Below are some records; give them all again exactly, but not the pictures.

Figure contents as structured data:
+++++
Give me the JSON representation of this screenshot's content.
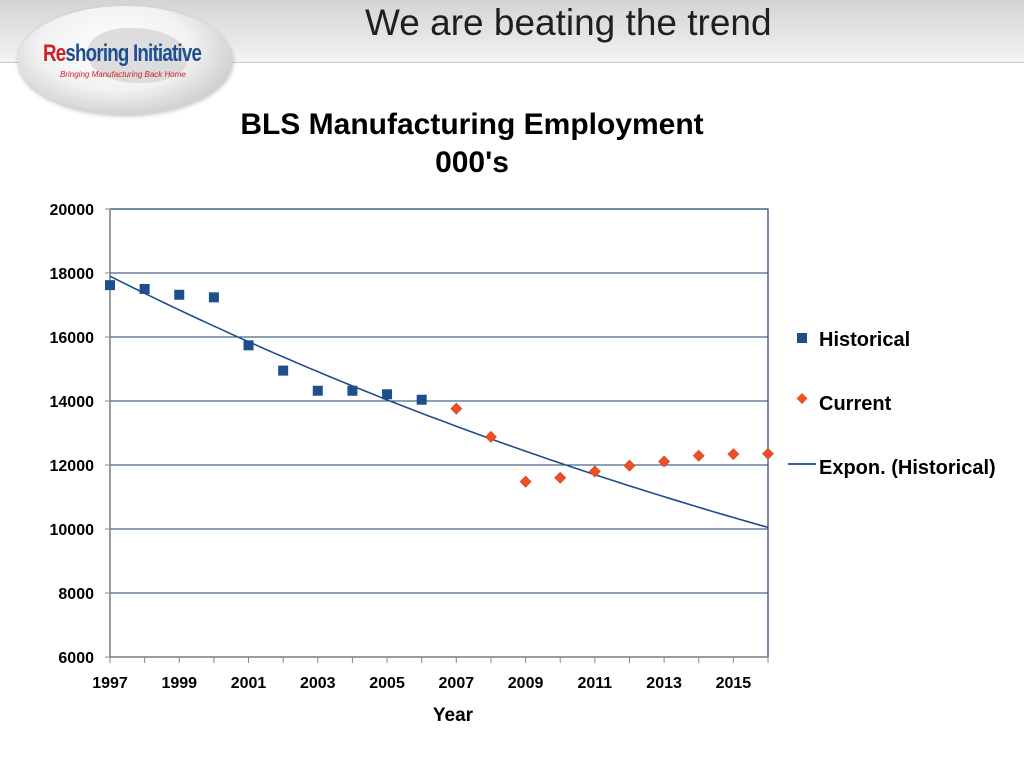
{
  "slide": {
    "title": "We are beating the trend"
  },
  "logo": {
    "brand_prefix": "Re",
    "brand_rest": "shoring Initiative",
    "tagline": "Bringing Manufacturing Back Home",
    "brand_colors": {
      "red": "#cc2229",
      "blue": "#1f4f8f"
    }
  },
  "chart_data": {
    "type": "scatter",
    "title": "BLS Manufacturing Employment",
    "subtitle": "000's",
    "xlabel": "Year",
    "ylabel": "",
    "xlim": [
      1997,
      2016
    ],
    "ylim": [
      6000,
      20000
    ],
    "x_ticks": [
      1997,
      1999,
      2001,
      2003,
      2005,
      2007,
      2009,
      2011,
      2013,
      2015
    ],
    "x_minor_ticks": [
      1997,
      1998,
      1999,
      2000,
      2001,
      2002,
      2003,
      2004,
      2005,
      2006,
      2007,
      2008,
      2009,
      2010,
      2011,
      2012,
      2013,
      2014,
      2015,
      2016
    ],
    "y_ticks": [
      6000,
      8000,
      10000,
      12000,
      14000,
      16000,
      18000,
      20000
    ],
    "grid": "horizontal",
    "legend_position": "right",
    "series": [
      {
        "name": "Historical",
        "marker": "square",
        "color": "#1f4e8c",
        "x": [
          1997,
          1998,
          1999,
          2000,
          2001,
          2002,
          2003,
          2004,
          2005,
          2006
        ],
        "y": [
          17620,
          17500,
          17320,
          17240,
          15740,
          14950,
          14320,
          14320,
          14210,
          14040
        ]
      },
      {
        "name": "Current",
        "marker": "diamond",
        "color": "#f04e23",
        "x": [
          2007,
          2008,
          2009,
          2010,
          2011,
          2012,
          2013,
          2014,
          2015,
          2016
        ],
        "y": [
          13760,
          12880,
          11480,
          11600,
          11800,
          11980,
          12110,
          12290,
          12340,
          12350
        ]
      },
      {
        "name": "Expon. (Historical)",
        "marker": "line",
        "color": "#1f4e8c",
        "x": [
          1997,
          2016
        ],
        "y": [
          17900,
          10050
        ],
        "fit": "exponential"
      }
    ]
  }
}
+++++
*ANSWER*
Give me the JSON representation of this screenshot's content.
{
  "slide": {
    "title": "We are beating the trend"
  },
  "logo": {
    "brand_prefix": "Re",
    "brand_rest": "shoring Initiative",
    "tagline": "Bringing Manufacturing Back Home",
    "brand_colors": {
      "red": "#cc2229",
      "blue": "#1f4f8f"
    }
  },
  "chart_data": {
    "type": "scatter",
    "title": "BLS Manufacturing Employment",
    "subtitle": "000's",
    "xlabel": "Year",
    "ylabel": "",
    "xlim": [
      1997,
      2016
    ],
    "ylim": [
      6000,
      20000
    ],
    "x_ticks": [
      1997,
      1999,
      2001,
      2003,
      2005,
      2007,
      2009,
      2011,
      2013,
      2015
    ],
    "x_minor_ticks": [
      1997,
      1998,
      1999,
      2000,
      2001,
      2002,
      2003,
      2004,
      2005,
      2006,
      2007,
      2008,
      2009,
      2010,
      2011,
      2012,
      2013,
      2014,
      2015,
      2016
    ],
    "y_ticks": [
      6000,
      8000,
      10000,
      12000,
      14000,
      16000,
      18000,
      20000
    ],
    "grid": "horizontal",
    "legend_position": "right",
    "series": [
      {
        "name": "Historical",
        "marker": "square",
        "color": "#1f4e8c",
        "x": [
          1997,
          1998,
          1999,
          2000,
          2001,
          2002,
          2003,
          2004,
          2005,
          2006
        ],
        "y": [
          17620,
          17500,
          17320,
          17240,
          15740,
          14950,
          14320,
          14320,
          14210,
          14040
        ]
      },
      {
        "name": "Current",
        "marker": "diamond",
        "color": "#f04e23",
        "x": [
          2007,
          2008,
          2009,
          2010,
          2011,
          2012,
          2013,
          2014,
          2015,
          2016
        ],
        "y": [
          13760,
          12880,
          11480,
          11600,
          11800,
          11980,
          12110,
          12290,
          12340,
          12350
        ]
      },
      {
        "name": "Expon. (Historical)",
        "marker": "line",
        "color": "#1f4e8c",
        "x": [
          1997,
          2016
        ],
        "y": [
          17900,
          10050
        ],
        "fit": "exponential"
      }
    ]
  }
}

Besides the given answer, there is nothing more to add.